-- Start of INFORMATION SUPPLIED --

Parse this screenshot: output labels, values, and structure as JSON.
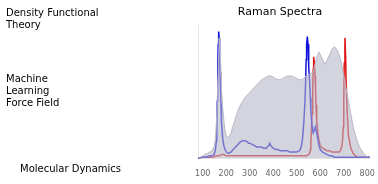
{
  "chart_data": {
    "type": "line",
    "title": "Raman Spectra",
    "annotations": [
      "Density Functional\nTheory",
      "Machine\nLearning\nForce Field",
      "Molecular Dynamics"
    ],
    "xlim": [
      80,
      810
    ],
    "xticks": [
      100,
      200,
      300,
      400,
      500,
      600,
      700,
      800
    ],
    "ylim": [
      0,
      1.05
    ],
    "grid": false,
    "tick_labels": "x",
    "series": [
      {
        "type": "area",
        "color": "#b8b8c8",
        "x": [
          80,
          100,
          120,
          140,
          150,
          155,
          160,
          165,
          168,
          170,
          173,
          175,
          178,
          180,
          185,
          190,
          195,
          200,
          210,
          220,
          230,
          240,
          250,
          260,
          270,
          280,
          290,
          300,
          310,
          320,
          330,
          340,
          350,
          360,
          370,
          380,
          390,
          400,
          410,
          420,
          430,
          440,
          450,
          460,
          470,
          480,
          490,
          500,
          510,
          520,
          530,
          540,
          550,
          560,
          570,
          575,
          580,
          585,
          590,
          595,
          600,
          610,
          620,
          630,
          640,
          650,
          660,
          670,
          680,
          690,
          700,
          710,
          720,
          730,
          740,
          750,
          760,
          770,
          780,
          790,
          800,
          810
        ],
        "values": [
          0.0,
          0.02,
          0.04,
          0.06,
          0.1,
          0.18,
          0.35,
          0.65,
          0.82,
          0.95,
          0.88,
          0.8,
          0.68,
          0.55,
          0.4,
          0.3,
          0.22,
          0.18,
          0.16,
          0.2,
          0.26,
          0.32,
          0.38,
          0.42,
          0.45,
          0.48,
          0.5,
          0.52,
          0.54,
          0.56,
          0.58,
          0.6,
          0.62,
          0.63,
          0.64,
          0.65,
          0.65,
          0.64,
          0.63,
          0.62,
          0.62,
          0.63,
          0.64,
          0.65,
          0.65,
          0.65,
          0.64,
          0.63,
          0.62,
          0.62,
          0.63,
          0.65,
          0.66,
          0.67,
          0.68,
          0.72,
          0.76,
          0.8,
          0.82,
          0.84,
          0.82,
          0.78,
          0.74,
          0.78,
          0.82,
          0.86,
          0.88,
          0.86,
          0.82,
          0.75,
          0.65,
          0.55,
          0.45,
          0.35,
          0.25,
          0.18,
          0.12,
          0.08,
          0.05,
          0.03,
          0.01,
          0.0
        ]
      },
      {
        "type": "line",
        "color": "#1010dd",
        "x": [
          80,
          100,
          115,
          130,
          140,
          148,
          152,
          155,
          158,
          160,
          162,
          164,
          166,
          168,
          170,
          172,
          175,
          178,
          180,
          185,
          190,
          195,
          200,
          210,
          220,
          230,
          240,
          250,
          260,
          270,
          280,
          290,
          295,
          300,
          310,
          320,
          330,
          340,
          350,
          360,
          370,
          375,
          380,
          385,
          390,
          400,
          410,
          420,
          430,
          440,
          450,
          460,
          470,
          480,
          490,
          500,
          510,
          515,
          520,
          525,
          530,
          535,
          538,
          540,
          542,
          545,
          548,
          550,
          552,
          555,
          558,
          560,
          563,
          565,
          568,
          570,
          575,
          580,
          585,
          590,
          595,
          600,
          610,
          620,
          630,
          640,
          650,
          660,
          670,
          680,
          690,
          700,
          710,
          720,
          730,
          740,
          750,
          760,
          770,
          780,
          790,
          800,
          810
        ],
        "values": [
          0.0,
          0.01,
          0.01,
          0.02,
          0.02,
          0.03,
          0.05,
          0.08,
          0.14,
          0.25,
          0.45,
          0.7,
          0.9,
          1.0,
          0.95,
          0.8,
          0.6,
          0.42,
          0.28,
          0.16,
          0.1,
          0.07,
          0.05,
          0.04,
          0.05,
          0.07,
          0.09,
          0.11,
          0.13,
          0.14,
          0.14,
          0.13,
          0.12,
          0.12,
          0.11,
          0.1,
          0.09,
          0.09,
          0.09,
          0.08,
          0.08,
          0.09,
          0.1,
          0.12,
          0.1,
          0.08,
          0.07,
          0.07,
          0.06,
          0.06,
          0.06,
          0.06,
          0.05,
          0.05,
          0.05,
          0.05,
          0.06,
          0.07,
          0.1,
          0.16,
          0.28,
          0.45,
          0.62,
          0.78,
          0.9,
          0.96,
          0.9,
          0.82,
          0.72,
          0.6,
          0.48,
          0.38,
          0.3,
          0.25,
          0.22,
          0.2,
          0.22,
          0.25,
          0.2,
          0.15,
          0.1,
          0.07,
          0.05,
          0.04,
          0.03,
          0.02,
          0.02,
          0.01,
          0.01,
          0.01,
          0.01,
          0.01,
          0.01,
          0.01,
          0.01,
          0.01,
          0.01,
          0.01,
          0.01,
          0.01,
          0.01,
          0.01,
          0.01
        ]
      },
      {
        "type": "line",
        "color": "#dd1010",
        "x": [
          80,
          100,
          120,
          140,
          160,
          170,
          180,
          190,
          200,
          210,
          220,
          230,
          240,
          250,
          260,
          270,
          280,
          290,
          300,
          310,
          320,
          330,
          340,
          350,
          360,
          370,
          380,
          390,
          400,
          410,
          420,
          430,
          440,
          450,
          460,
          470,
          480,
          490,
          500,
          510,
          520,
          530,
          540,
          550,
          555,
          558,
          560,
          562,
          565,
          568,
          570,
          572,
          575,
          578,
          580,
          582,
          585,
          590,
          595,
          600,
          610,
          620,
          630,
          640,
          650,
          660,
          670,
          680,
          685,
          690,
          695,
          698,
          700,
          702,
          705,
          708,
          710,
          715,
          720,
          730,
          740,
          750,
          760,
          770,
          780,
          790,
          800,
          810
        ],
        "values": [
          0.0,
          0.01,
          0.01,
          0.01,
          0.02,
          0.02,
          0.03,
          0.03,
          0.02,
          0.02,
          0.02,
          0.02,
          0.02,
          0.02,
          0.02,
          0.02,
          0.02,
          0.02,
          0.02,
          0.02,
          0.02,
          0.02,
          0.02,
          0.02,
          0.02,
          0.02,
          0.02,
          0.02,
          0.02,
          0.02,
          0.02,
          0.02,
          0.02,
          0.02,
          0.02,
          0.02,
          0.02,
          0.02,
          0.02,
          0.02,
          0.02,
          0.02,
          0.02,
          0.03,
          0.04,
          0.07,
          0.12,
          0.2,
          0.35,
          0.55,
          0.7,
          0.8,
          0.75,
          0.65,
          0.55,
          0.42,
          0.3,
          0.2,
          0.14,
          0.1,
          0.08,
          0.07,
          0.06,
          0.06,
          0.05,
          0.05,
          0.05,
          0.05,
          0.06,
          0.08,
          0.14,
          0.25,
          0.45,
          0.75,
          0.95,
          0.8,
          0.6,
          0.35,
          0.18,
          0.08,
          0.04,
          0.02,
          0.01,
          0.01,
          0.01,
          0.01,
          0.01,
          0.01
        ]
      }
    ]
  }
}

-- End of INFORMATION SUPPLIED --

* **WORK TO DO**
Quote every line word for word and keep the images out of the copy.

* **REPLY TO THE EXERCISE**
Parse this screenshot: output labels, values, and structure as JSON.
{
  "chart_data": {
    "type": "line",
    "title": "Raman Spectra",
    "annotations": [
      "Density Functional\nTheory",
      "Machine\nLearning\nForce Field",
      "Molecular Dynamics"
    ],
    "xlim": [
      80,
      810
    ],
    "xticks": [
      100,
      200,
      300,
      400,
      500,
      600,
      700,
      800
    ],
    "ylim": [
      0,
      1.05
    ],
    "grid": false,
    "tick_labels": "x",
    "series": [
      {
        "type": "area",
        "color": "#b8b8c8",
        "x": [
          80,
          100,
          120,
          140,
          150,
          155,
          160,
          165,
          168,
          170,
          173,
          175,
          178,
          180,
          185,
          190,
          195,
          200,
          210,
          220,
          230,
          240,
          250,
          260,
          270,
          280,
          290,
          300,
          310,
          320,
          330,
          340,
          350,
          360,
          370,
          380,
          390,
          400,
          410,
          420,
          430,
          440,
          450,
          460,
          470,
          480,
          490,
          500,
          510,
          520,
          530,
          540,
          550,
          560,
          570,
          575,
          580,
          585,
          590,
          595,
          600,
          610,
          620,
          630,
          640,
          650,
          660,
          670,
          680,
          690,
          700,
          710,
          720,
          730,
          740,
          750,
          760,
          770,
          780,
          790,
          800,
          810
        ],
        "values": [
          0.0,
          0.02,
          0.04,
          0.06,
          0.1,
          0.18,
          0.35,
          0.65,
          0.82,
          0.95,
          0.88,
          0.8,
          0.68,
          0.55,
          0.4,
          0.3,
          0.22,
          0.18,
          0.16,
          0.2,
          0.26,
          0.32,
          0.38,
          0.42,
          0.45,
          0.48,
          0.5,
          0.52,
          0.54,
          0.56,
          0.58,
          0.6,
          0.62,
          0.63,
          0.64,
          0.65,
          0.65,
          0.64,
          0.63,
          0.62,
          0.62,
          0.63,
          0.64,
          0.65,
          0.65,
          0.65,
          0.64,
          0.63,
          0.62,
          0.62,
          0.63,
          0.65,
          0.66,
          0.67,
          0.68,
          0.72,
          0.76,
          0.8,
          0.82,
          0.84,
          0.82,
          0.78,
          0.74,
          0.78,
          0.82,
          0.86,
          0.88,
          0.86,
          0.82,
          0.75,
          0.65,
          0.55,
          0.45,
          0.35,
          0.25,
          0.18,
          0.12,
          0.08,
          0.05,
          0.03,
          0.01,
          0.0
        ]
      },
      {
        "type": "line",
        "color": "#1010dd",
        "x": [
          80,
          100,
          115,
          130,
          140,
          148,
          152,
          155,
          158,
          160,
          162,
          164,
          166,
          168,
          170,
          172,
          175,
          178,
          180,
          185,
          190,
          195,
          200,
          210,
          220,
          230,
          240,
          250,
          260,
          270,
          280,
          290,
          295,
          300,
          310,
          320,
          330,
          340,
          350,
          360,
          370,
          375,
          380,
          385,
          390,
          400,
          410,
          420,
          430,
          440,
          450,
          460,
          470,
          480,
          490,
          500,
          510,
          515,
          520,
          525,
          530,
          535,
          538,
          540,
          542,
          545,
          548,
          550,
          552,
          555,
          558,
          560,
          563,
          565,
          568,
          570,
          575,
          580,
          585,
          590,
          595,
          600,
          610,
          620,
          630,
          640,
          650,
          660,
          670,
          680,
          690,
          700,
          710,
          720,
          730,
          740,
          750,
          760,
          770,
          780,
          790,
          800,
          810
        ],
        "values": [
          0.0,
          0.01,
          0.01,
          0.02,
          0.02,
          0.03,
          0.05,
          0.08,
          0.14,
          0.25,
          0.45,
          0.7,
          0.9,
          1.0,
          0.95,
          0.8,
          0.6,
          0.42,
          0.28,
          0.16,
          0.1,
          0.07,
          0.05,
          0.04,
          0.05,
          0.07,
          0.09,
          0.11,
          0.13,
          0.14,
          0.14,
          0.13,
          0.12,
          0.12,
          0.11,
          0.1,
          0.09,
          0.09,
          0.09,
          0.08,
          0.08,
          0.09,
          0.1,
          0.12,
          0.1,
          0.08,
          0.07,
          0.07,
          0.06,
          0.06,
          0.06,
          0.06,
          0.05,
          0.05,
          0.05,
          0.05,
          0.06,
          0.07,
          0.1,
          0.16,
          0.28,
          0.45,
          0.62,
          0.78,
          0.9,
          0.96,
          0.9,
          0.82,
          0.72,
          0.6,
          0.48,
          0.38,
          0.3,
          0.25,
          0.22,
          0.2,
          0.22,
          0.25,
          0.2,
          0.15,
          0.1,
          0.07,
          0.05,
          0.04,
          0.03,
          0.02,
          0.02,
          0.01,
          0.01,
          0.01,
          0.01,
          0.01,
          0.01,
          0.01,
          0.01,
          0.01,
          0.01,
          0.01,
          0.01,
          0.01,
          0.01,
          0.01,
          0.01
        ]
      },
      {
        "type": "line",
        "color": "#dd1010",
        "x": [
          80,
          100,
          120,
          140,
          160,
          170,
          180,
          190,
          200,
          210,
          220,
          230,
          240,
          250,
          260,
          270,
          280,
          290,
          300,
          310,
          320,
          330,
          340,
          350,
          360,
          370,
          380,
          390,
          400,
          410,
          420,
          430,
          440,
          450,
          460,
          470,
          480,
          490,
          500,
          510,
          520,
          530,
          540,
          550,
          555,
          558,
          560,
          562,
          565,
          568,
          570,
          572,
          575,
          578,
          580,
          582,
          585,
          590,
          595,
          600,
          610,
          620,
          630,
          640,
          650,
          660,
          670,
          680,
          685,
          690,
          695,
          698,
          700,
          702,
          705,
          708,
          710,
          715,
          720,
          730,
          740,
          750,
          760,
          770,
          780,
          790,
          800,
          810
        ],
        "values": [
          0.0,
          0.01,
          0.01,
          0.01,
          0.02,
          0.02,
          0.03,
          0.03,
          0.02,
          0.02,
          0.02,
          0.02,
          0.02,
          0.02,
          0.02,
          0.02,
          0.02,
          0.02,
          0.02,
          0.02,
          0.02,
          0.02,
          0.02,
          0.02,
          0.02,
          0.02,
          0.02,
          0.02,
          0.02,
          0.02,
          0.02,
          0.02,
          0.02,
          0.02,
          0.02,
          0.02,
          0.02,
          0.02,
          0.02,
          0.02,
          0.02,
          0.02,
          0.02,
          0.03,
          0.04,
          0.07,
          0.12,
          0.2,
          0.35,
          0.55,
          0.7,
          0.8,
          0.75,
          0.65,
          0.55,
          0.42,
          0.3,
          0.2,
          0.14,
          0.1,
          0.08,
          0.07,
          0.06,
          0.06,
          0.05,
          0.05,
          0.05,
          0.05,
          0.06,
          0.08,
          0.14,
          0.25,
          0.45,
          0.75,
          0.95,
          0.8,
          0.6,
          0.35,
          0.18,
          0.08,
          0.04,
          0.02,
          0.01,
          0.01,
          0.01,
          0.01,
          0.01,
          0.01
        ]
      }
    ]
  }
}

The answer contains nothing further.